Return each line holding the string "total".
# Start of MATERIAL SHOWN
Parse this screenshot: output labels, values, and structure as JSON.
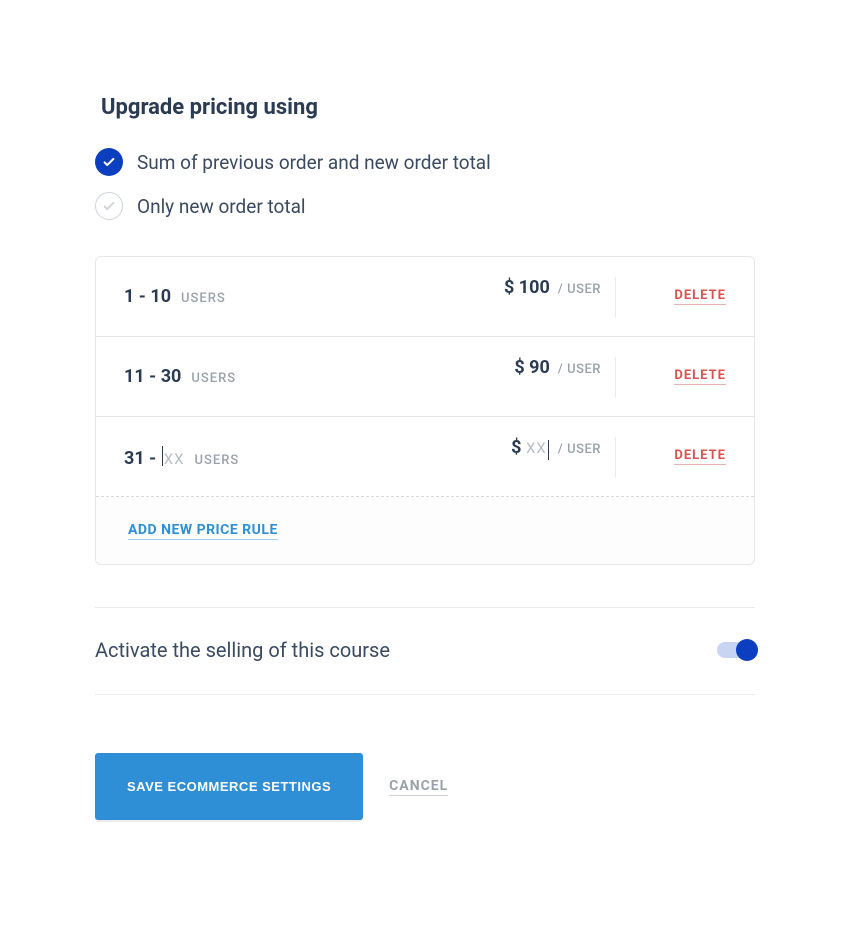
{
  "section_title": "Upgrade pricing using",
  "radio": {
    "sum_label": "Sum of previous order and new order total",
    "new_label": "Only new order total",
    "selected": "sum"
  },
  "rows": [
    {
      "range": "1 - 10",
      "users_label": "USERS",
      "currency": "$",
      "amount": "100",
      "per": "/ USER",
      "delete_label": "DELETE",
      "editing": false
    },
    {
      "range": "11 - 30",
      "users_label": "USERS",
      "currency": "$",
      "amount": "90",
      "per": "/ USER",
      "delete_label": "DELETE",
      "editing": false
    },
    {
      "range_prefix": "31 -",
      "range_placeholder": "XX",
      "users_label": "USERS",
      "currency": "$",
      "amount_placeholder": "XX",
      "per": "/ USER",
      "delete_label": "DELETE",
      "editing": true
    }
  ],
  "add_rule_label": "ADD NEW PRICE RULE",
  "toggle": {
    "label": "Activate the selling of this course",
    "on": true
  },
  "actions": {
    "save_label": "SAVE ECOMMERCE SETTINGS",
    "cancel_label": "CANCEL"
  }
}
# End of MATERIAL SHOWN
TASK RESULT ::
    "sum_label": "Sum of previous order and new order total",
    "new_label": "Only new order total",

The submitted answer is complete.